THE PROBLEM: Copy the data below exactly, omitting any picture it contains.

PROVIDED DATA:
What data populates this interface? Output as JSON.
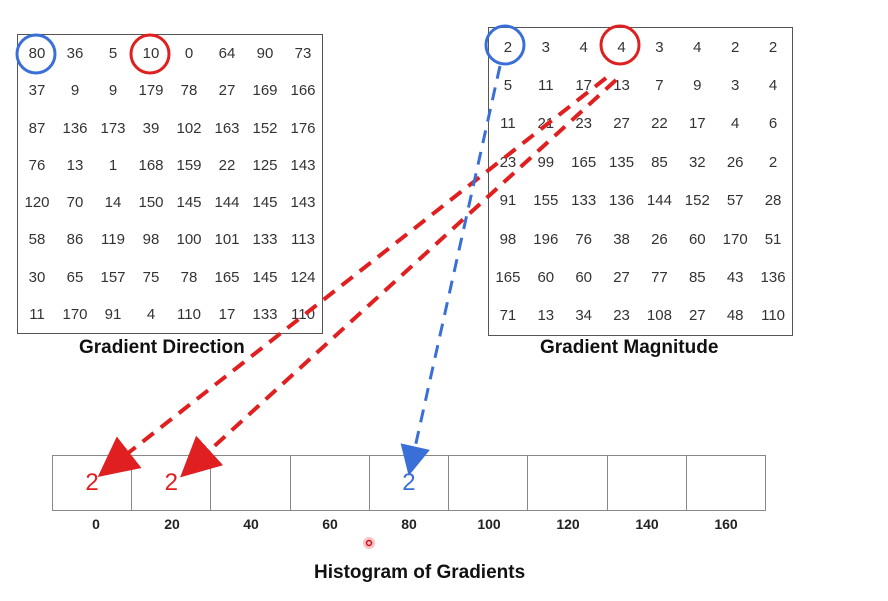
{
  "direction": {
    "caption": "Gradient Direction",
    "rows": [
      [
        "80",
        "36",
        "5",
        "10",
        "0",
        "64",
        "90",
        "73"
      ],
      [
        "37",
        "9",
        "9",
        "179",
        "78",
        "27",
        "169",
        "166"
      ],
      [
        "87",
        "136",
        "173",
        "39",
        "102",
        "163",
        "152",
        "176"
      ],
      [
        "76",
        "13",
        "1",
        "168",
        "159",
        "22",
        "125",
        "143"
      ],
      [
        "120",
        "70",
        "14",
        "150",
        "145",
        "144",
        "145",
        "143"
      ],
      [
        "58",
        "86",
        "119",
        "98",
        "100",
        "101",
        "133",
        "113"
      ],
      [
        "30",
        "65",
        "157",
        "75",
        "78",
        "165",
        "145",
        "124"
      ],
      [
        "11",
        "170",
        "91",
        "4",
        "110",
        "17",
        "133",
        "110"
      ]
    ]
  },
  "magnitude": {
    "caption": "Gradient Magnitude",
    "rows": [
      [
        "2",
        "3",
        "4",
        "4",
        "3",
        "4",
        "2",
        "2"
      ],
      [
        "5",
        "11",
        "17",
        "13",
        "7",
        "9",
        "3",
        "4"
      ],
      [
        "11",
        "21",
        "23",
        "27",
        "22",
        "17",
        "4",
        "6"
      ],
      [
        "23",
        "99",
        "165",
        "135",
        "85",
        "32",
        "26",
        "2"
      ],
      [
        "91",
        "155",
        "133",
        "136",
        "144",
        "152",
        "57",
        "28"
      ],
      [
        "98",
        "196",
        "76",
        "38",
        "26",
        "60",
        "170",
        "51"
      ],
      [
        "165",
        "60",
        "60",
        "27",
        "77",
        "85",
        "43",
        "136"
      ],
      [
        "71",
        "13",
        "34",
        "23",
        "108",
        "27",
        "48",
        "110"
      ]
    ]
  },
  "histogram": {
    "caption": "Histogram of Gradients",
    "bins": [
      "0",
      "20",
      "40",
      "60",
      "80",
      "100",
      "120",
      "140",
      "160"
    ],
    "values": [
      "2",
      "2",
      "",
      "",
      "2",
      "",
      "",
      "",
      ""
    ],
    "value_colors": [
      "#e02020",
      "#e02020",
      "",
      "",
      "#3a6fd8",
      "",
      "",
      "",
      ""
    ]
  },
  "colors": {
    "blue": "#3a6fd8",
    "red": "#e02020"
  }
}
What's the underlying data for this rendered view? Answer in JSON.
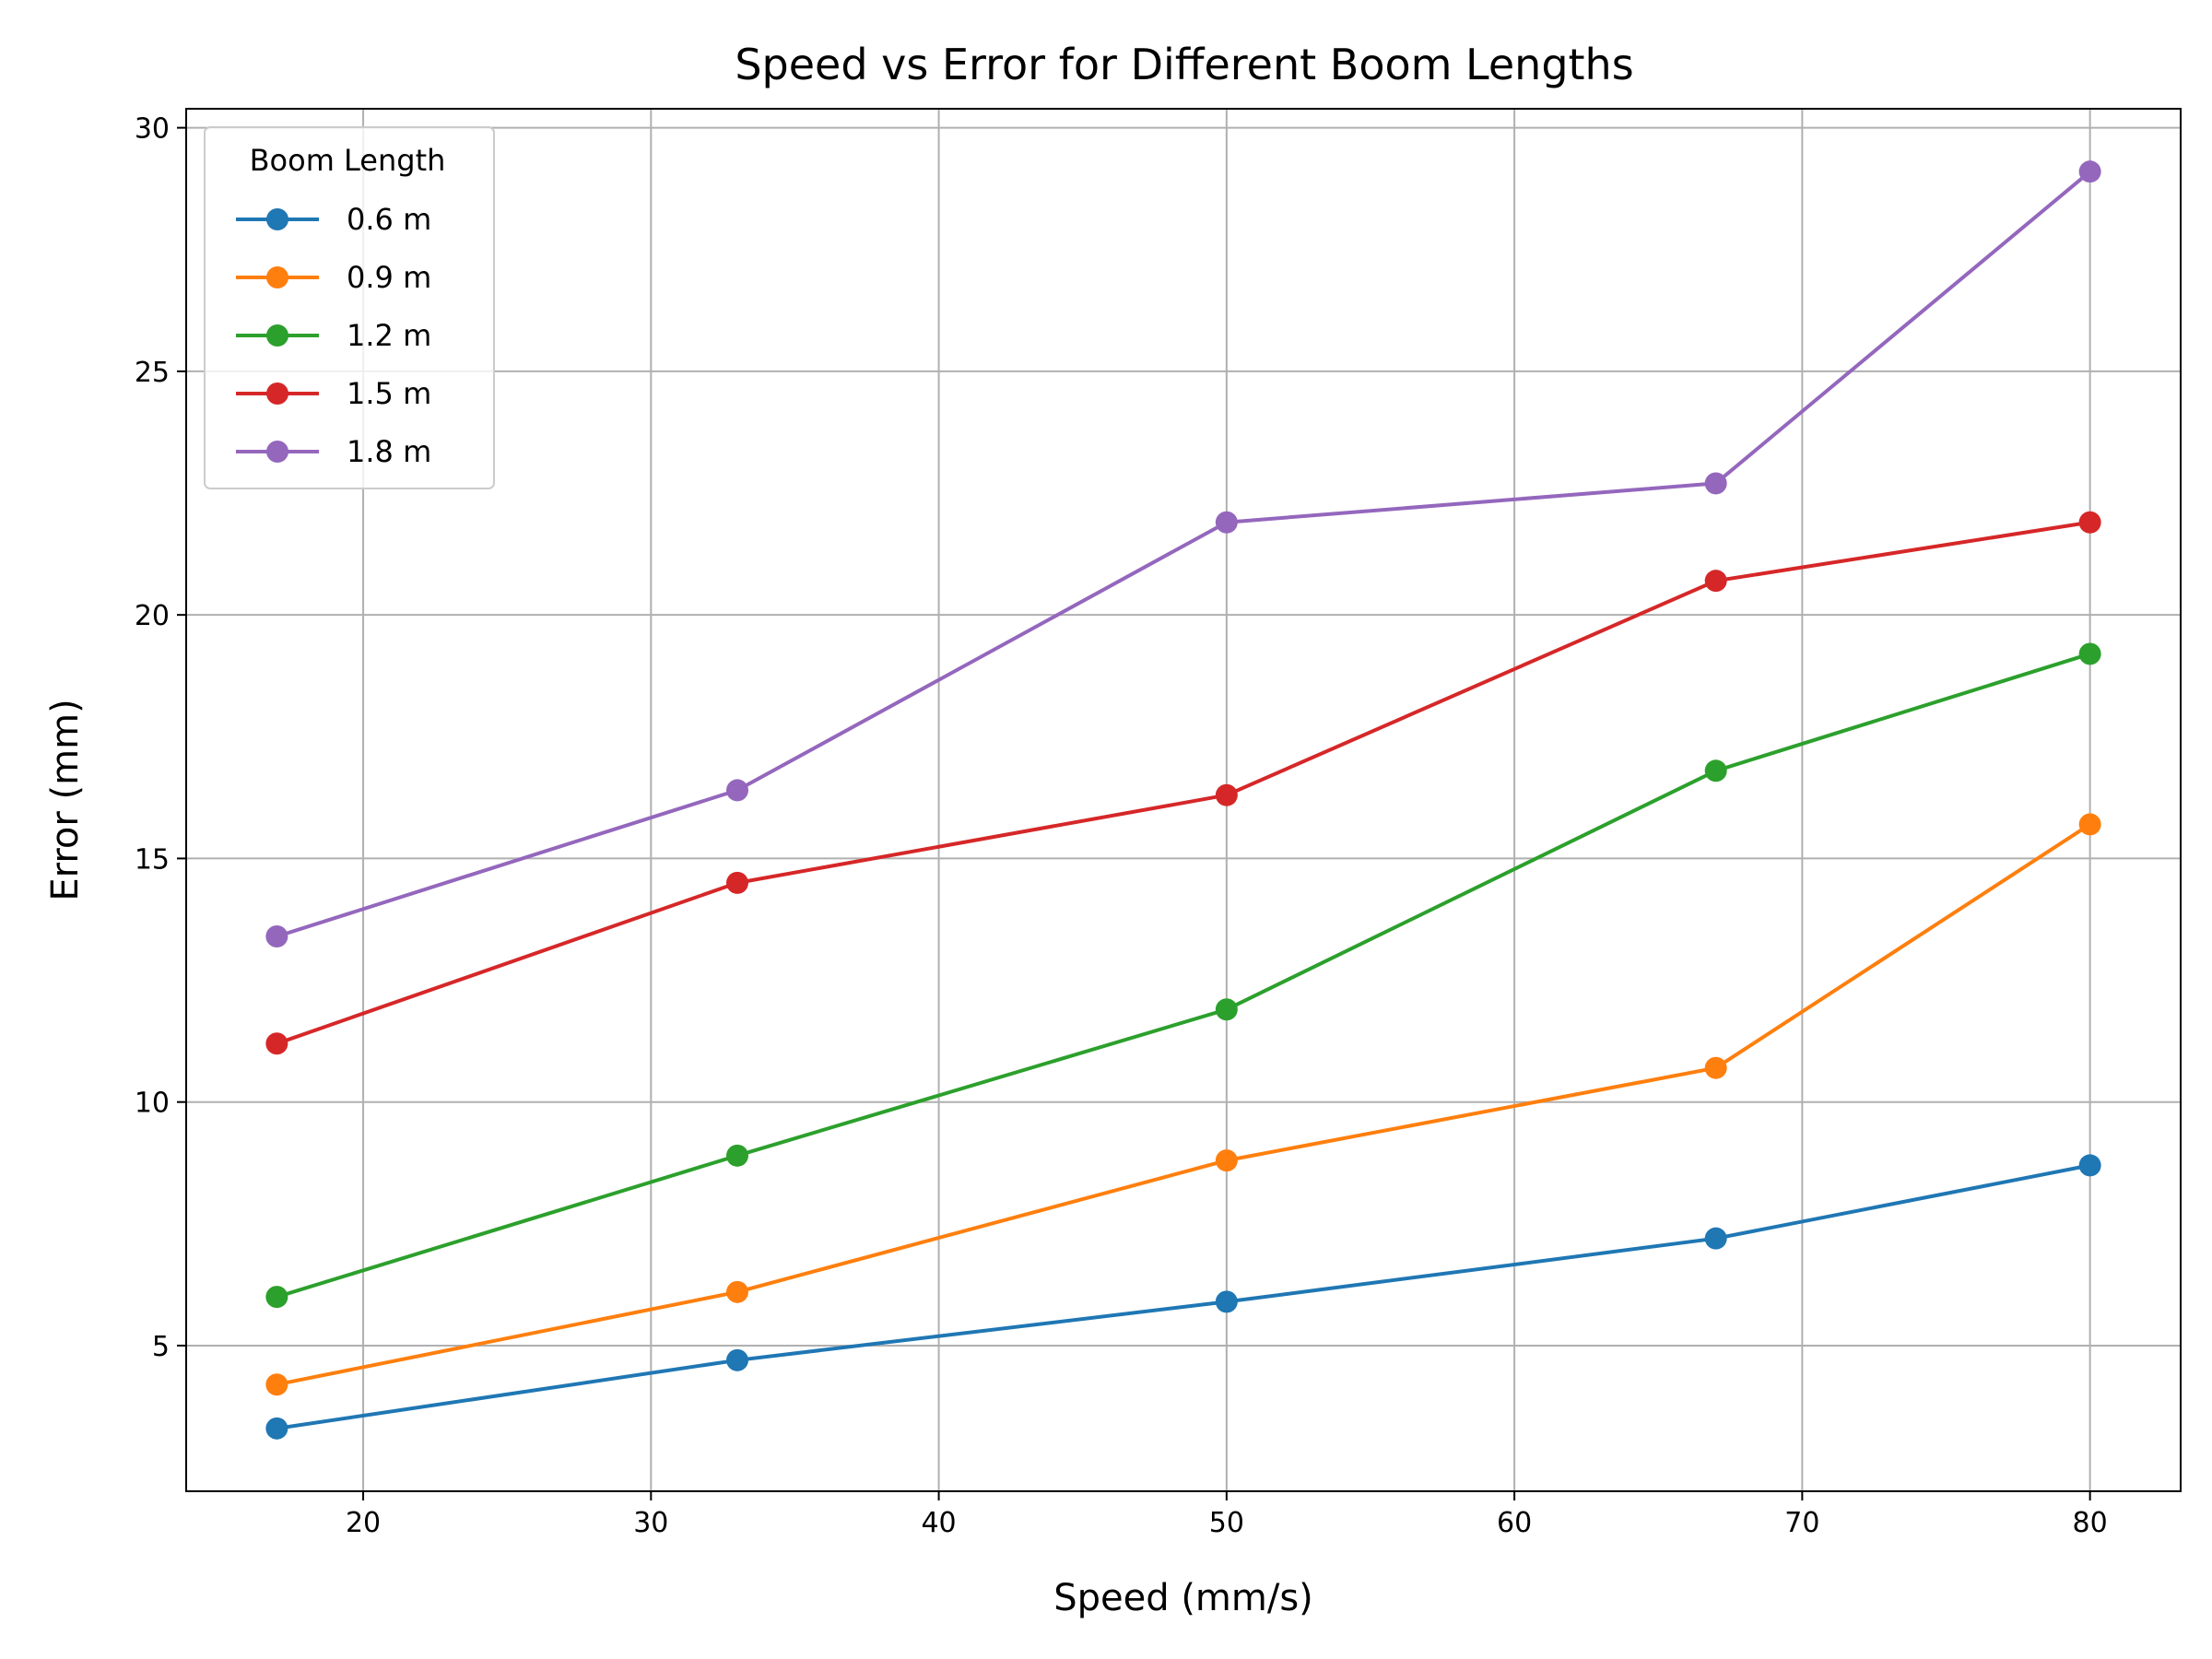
{
  "chart_data": {
    "type": "line",
    "title": "Speed vs Error for Different Boom Lengths",
    "xlabel": "Speed (mm/s)",
    "ylabel": "Error (mm)",
    "x": [
      17,
      33,
      50,
      67,
      80
    ],
    "xlim": [
      13.85,
      83.15
    ],
    "ylim": [
      2.01,
      30.39
    ],
    "xticks": [
      20,
      30,
      40,
      50,
      60,
      70,
      80
    ],
    "yticks": [
      5,
      10,
      15,
      20,
      25,
      30
    ],
    "grid": true,
    "legend": {
      "title": "Boom Length",
      "placement": "upper left"
    },
    "series": [
      {
        "name": "0.6 m",
        "color": "#1f77b4",
        "values": [
          3.3,
          4.7,
          5.9,
          7.2,
          8.7
        ]
      },
      {
        "name": "0.9 m",
        "color": "#ff7f0e",
        "values": [
          4.2,
          6.1,
          8.8,
          10.7,
          15.7
        ]
      },
      {
        "name": "1.2 m",
        "color": "#2ca02c",
        "values": [
          6.0,
          8.9,
          11.9,
          16.8,
          19.2
        ]
      },
      {
        "name": "1.5 m",
        "color": "#d62728",
        "values": [
          11.2,
          14.5,
          16.3,
          20.7,
          21.9
        ]
      },
      {
        "name": "1.8 m",
        "color": "#9467bd",
        "values": [
          13.4,
          16.4,
          21.9,
          22.7,
          29.1
        ]
      }
    ]
  }
}
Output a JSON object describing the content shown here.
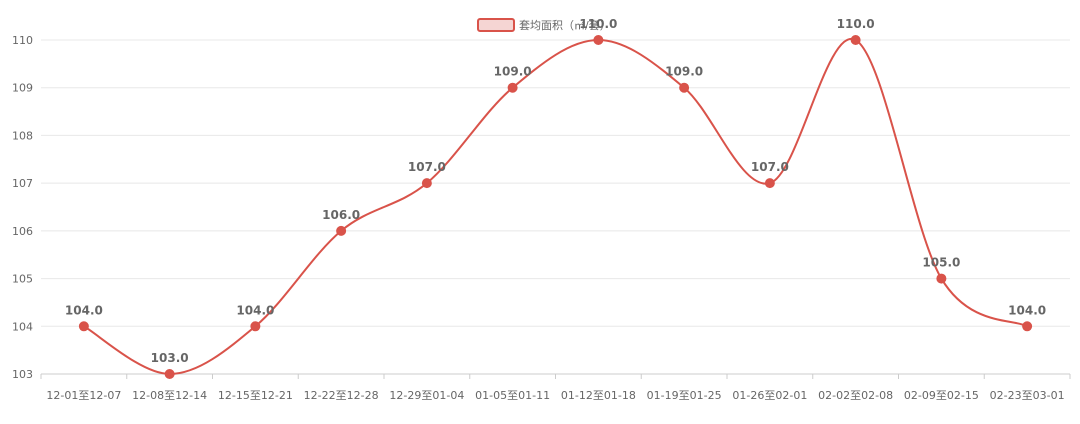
{
  "chart_data": {
    "type": "line",
    "smooth": true,
    "categories": [
      "12-01至12-07",
      "12-08至12-14",
      "12-15至12-21",
      "12-22至12-28",
      "12-29至01-04",
      "01-05至01-11",
      "01-12至01-18",
      "01-19至01-25",
      "01-26至02-01",
      "02-02至02-08",
      "02-09至02-15",
      "02-23至03-01"
    ],
    "series": [
      {
        "name": "套均面积（㎡/套）",
        "values": [
          104.0,
          103.0,
          104.0,
          106.0,
          107.0,
          109.0,
          110.0,
          109.0,
          107.0,
          110.0,
          105.0,
          104.0
        ],
        "data_labels": [
          "104.0",
          "103.0",
          "104.0",
          "106.0",
          "107.0",
          "109.0",
          "110.0",
          "109.0",
          "107.0",
          "110.0",
          "105.0",
          "104.0"
        ]
      }
    ],
    "ylim": [
      103,
      110
    ],
    "yticks": [
      "103",
      "104",
      "105",
      "106",
      "107",
      "108",
      "109",
      "110"
    ],
    "grid": true,
    "legend_position": "top-center",
    "colors": {
      "line": "#d9534a",
      "grid": "#e8e8e8",
      "axis": "#cccccc",
      "text": "#666666",
      "legend_fill": "#f5d5d3"
    }
  }
}
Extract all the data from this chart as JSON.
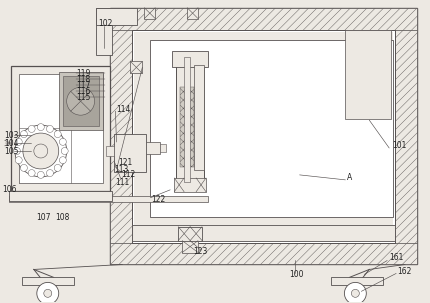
{
  "bg": "#ede9e3",
  "lc": "#555050",
  "wh": "#ffffff",
  "lw_main": 0.8,
  "lw_thin": 0.45,
  "lw_hatch": 0.3,
  "fs": 5.5,
  "fc_label": "#222222",
  "hatch_dense": "////",
  "hatch_xx": "xxxx"
}
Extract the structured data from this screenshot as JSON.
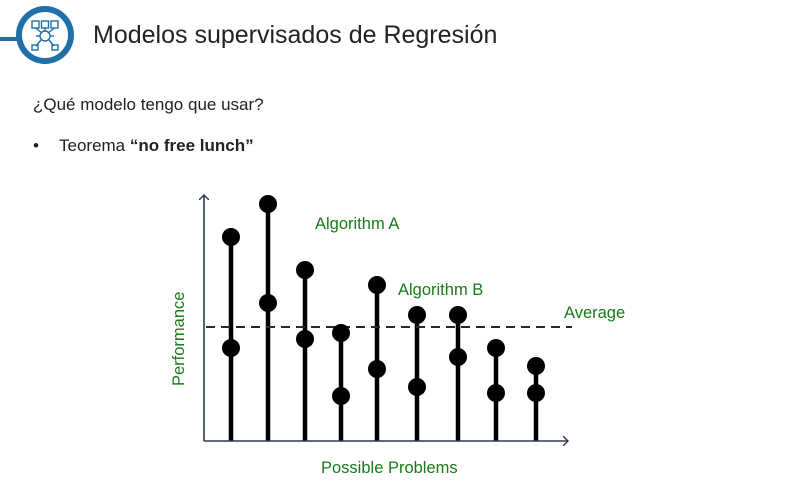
{
  "slide": {
    "title": "Modelos supervisados de Regresión",
    "question": "¿Qué modelo tengo que usar?",
    "bullet": {
      "marker": "•",
      "prefix": "Teorema ",
      "bold": "“no free lunch”"
    }
  },
  "logo": {
    "icon": "brain-network-icon",
    "color": "#1f6fa8"
  },
  "diagram": {
    "labels": {
      "algorithm_a": "Algorithm A",
      "algorithm_b": "Algorithm B",
      "average": "Average",
      "x_axis": "Possible Problems",
      "y_axis": "Performance"
    },
    "colors": {
      "label": "#1a7a1a",
      "marks": "#000000"
    }
  },
  "chart_data": {
    "type": "scatter",
    "xlabel": "Possible Problems",
    "ylabel": "Performance",
    "grid": false,
    "series": [
      {
        "name": "Algorithm A",
        "values": [
          6.8,
          7.9,
          5.7,
          3.6,
          5.2,
          4.2,
          4.2,
          3.1,
          2.5
        ]
      },
      {
        "name": "Algorithm B",
        "values": [
          3.1,
          4.6,
          3.4,
          1.5,
          2.4,
          1.8,
          2.8,
          1.6,
          1.6
        ]
      }
    ],
    "average": 3.8,
    "ylim": [
      0,
      9
    ]
  }
}
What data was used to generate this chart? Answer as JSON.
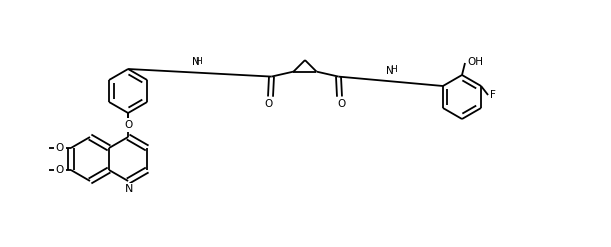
{
  "bg": "#ffffff",
  "lc": "#000000",
  "lw": 1.3,
  "fs": 7.5,
  "fig_w": 6.11,
  "fig_h": 2.47,
  "dpi": 100,
  "r": 0.2,
  "xlim": [
    0.0,
    6.11
  ],
  "ylim": [
    0.0,
    2.47
  ]
}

ANSWER IN FULL:
What data populates this interface? Output as JSON.
{
  "direction": {
    "caption": "Gradient Direction",
    "rows": [
      [
        "80",
        "36",
        "5",
        "10",
        "0",
        "64",
        "90",
        "73"
      ],
      [
        "37",
        "9",
        "9",
        "179",
        "78",
        "27",
        "169",
        "166"
      ],
      [
        "87",
        "136",
        "173",
        "39",
        "102",
        "163",
        "152",
        "176"
      ],
      [
        "76",
        "13",
        "1",
        "168",
        "159",
        "22",
        "125",
        "143"
      ],
      [
        "120",
        "70",
        "14",
        "150",
        "145",
        "144",
        "145",
        "143"
      ],
      [
        "58",
        "86",
        "119",
        "98",
        "100",
        "101",
        "133",
        "113"
      ],
      [
        "30",
        "65",
        "157",
        "75",
        "78",
        "165",
        "145",
        "124"
      ],
      [
        "11",
        "170",
        "91",
        "4",
        "110",
        "17",
        "133",
        "110"
      ]
    ]
  },
  "magnitude": {
    "caption": "Gradient Magnitude",
    "rows": [
      [
        "2",
        "3",
        "4",
        "4",
        "3",
        "4",
        "2",
        "2"
      ],
      [
        "5",
        "11",
        "17",
        "13",
        "7",
        "9",
        "3",
        "4"
      ],
      [
        "11",
        "21",
        "23",
        "27",
        "22",
        "17",
        "4",
        "6"
      ],
      [
        "23",
        "99",
        "165",
        "135",
        "85",
        "32",
        "26",
        "2"
      ],
      [
        "91",
        "155",
        "133",
        "136",
        "144",
        "152",
        "57",
        "28"
      ],
      [
        "98",
        "196",
        "76",
        "38",
        "26",
        "60",
        "170",
        "51"
      ],
      [
        "165",
        "60",
        "60",
        "27",
        "77",
        "85",
        "43",
        "136"
      ],
      [
        "71",
        "13",
        "34",
        "23",
        "108",
        "27",
        "48",
        "110"
      ]
    ]
  },
  "histogram": {
    "caption": "Histogram of Gradients",
    "bins": [
      "0",
      "20",
      "40",
      "60",
      "80",
      "100",
      "120",
      "140",
      "160"
    ],
    "values": [
      "2",
      "2",
      "",
      "",
      "2",
      "",
      "",
      "",
      ""
    ],
    "value_colors": [
      "#e02020",
      "#e02020",
      "",
      "",
      "#3a6fd8",
      "",
      "",
      "",
      ""
    ]
  },
  "colors": {
    "blue": "#3a6fd8",
    "red": "#e02020"
  }
}
What's the underlying data for this rendered view? Answer in JSON.
{
  "chart_data": {
    "type": "line",
    "title": "Speed vs Error for Different Boom Lengths",
    "xlabel": "Speed (mm/s)",
    "ylabel": "Error (mm)",
    "x": [
      17,
      33,
      50,
      67,
      80
    ],
    "xlim": [
      13.85,
      83.15
    ],
    "ylim": [
      2.01,
      30.39
    ],
    "xticks": [
      20,
      30,
      40,
      50,
      60,
      70,
      80
    ],
    "yticks": [
      5,
      10,
      15,
      20,
      25,
      30
    ],
    "grid": true,
    "legend": {
      "title": "Boom Length",
      "placement": "upper left"
    },
    "series": [
      {
        "name": "0.6 m",
        "color": "#1f77b4",
        "values": [
          3.3,
          4.7,
          5.9,
          7.2,
          8.7
        ]
      },
      {
        "name": "0.9 m",
        "color": "#ff7f0e",
        "values": [
          4.2,
          6.1,
          8.8,
          10.7,
          15.7
        ]
      },
      {
        "name": "1.2 m",
        "color": "#2ca02c",
        "values": [
          6.0,
          8.9,
          11.9,
          16.8,
          19.2
        ]
      },
      {
        "name": "1.5 m",
        "color": "#d62728",
        "values": [
          11.2,
          14.5,
          16.3,
          20.7,
          21.9
        ]
      },
      {
        "name": "1.8 m",
        "color": "#9467bd",
        "values": [
          13.4,
          16.4,
          21.9,
          22.7,
          29.1
        ]
      }
    ]
  }
}
Output a JSON object describing the content shown here.
{
  "chart_data": {
    "type": "line",
    "smooth": true,
    "categories": [
      "12-01至12-07",
      "12-08至12-14",
      "12-15至12-21",
      "12-22至12-28",
      "12-29至01-04",
      "01-05至01-11",
      "01-12至01-18",
      "01-19至01-25",
      "01-26至02-01",
      "02-02至02-08",
      "02-09至02-15",
      "02-23至03-01"
    ],
    "series": [
      {
        "name": "套均面积（㎡/套）",
        "values": [
          104.0,
          103.0,
          104.0,
          106.0,
          107.0,
          109.0,
          110.0,
          109.0,
          107.0,
          110.0,
          105.0,
          104.0
        ],
        "data_labels": [
          "104.0",
          "103.0",
          "104.0",
          "106.0",
          "107.0",
          "109.0",
          "110.0",
          "109.0",
          "107.0",
          "110.0",
          "105.0",
          "104.0"
        ]
      }
    ],
    "ylim": [
      103,
      110
    ],
    "yticks": [
      "103",
      "104",
      "105",
      "106",
      "107",
      "108",
      "109",
      "110"
    ],
    "grid": true,
    "legend_position": "top-center",
    "colors": {
      "line": "#d9534a",
      "grid": "#e8e8e8",
      "axis": "#cccccc",
      "text": "#666666",
      "legend_fill": "#f5d5d3"
    }
  }
}
Extract all the data from this chart as JSON.
{
  "bg": "#ede9e3",
  "lc": "#555050",
  "wh": "#ffffff",
  "lw_main": 0.8,
  "lw_thin": 0.45,
  "lw_hatch": 0.3,
  "fs": 5.5,
  "fc_label": "#222222",
  "hatch_dense": "////",
  "hatch_xx": "xxxx"
}
Extract the structured data from this screenshot as JSON.
{
  "slide": {
    "title": "Modelos supervisados de Regresión",
    "question": "¿Qué modelo tengo que usar?",
    "bullet": {
      "marker": "•",
      "prefix": "Teorema ",
      "bold": "“no free lunch”"
    }
  },
  "logo": {
    "icon": "brain-network-icon",
    "color": "#1f6fa8"
  },
  "diagram": {
    "labels": {
      "algorithm_a": "Algorithm A",
      "algorithm_b": "Algorithm B",
      "average": "Average",
      "x_axis": "Possible Problems",
      "y_axis": "Performance"
    },
    "colors": {
      "label": "#1a7a1a",
      "marks": "#000000"
    }
  },
  "chart_data": {
    "type": "scatter",
    "xlabel": "Possible Problems",
    "ylabel": "Performance",
    "grid": false,
    "series": [
      {
        "name": "Algorithm A",
        "values": [
          6.8,
          7.9,
          5.7,
          3.6,
          5.2,
          4.2,
          4.2,
          3.1,
          2.5
        ]
      },
      {
        "name": "Algorithm B",
        "values": [
          3.1,
          4.6,
          3.4,
          1.5,
          2.4,
          1.8,
          2.8,
          1.6,
          1.6
        ]
      }
    ],
    "average": 3.8,
    "ylim": [
      0,
      9
    ]
  }
}
What data was used to generate this chart? Answer as JSON.
{
  "bg": "#ffffff",
  "lc": "#000000",
  "lw": 1.3,
  "fs": 7.5,
  "fig_w": 6.11,
  "fig_h": 2.47,
  "dpi": 100,
  "r": 0.2,
  "xlim": [
    0.0,
    6.11
  ],
  "ylim": [
    0.0,
    2.47
  ]
}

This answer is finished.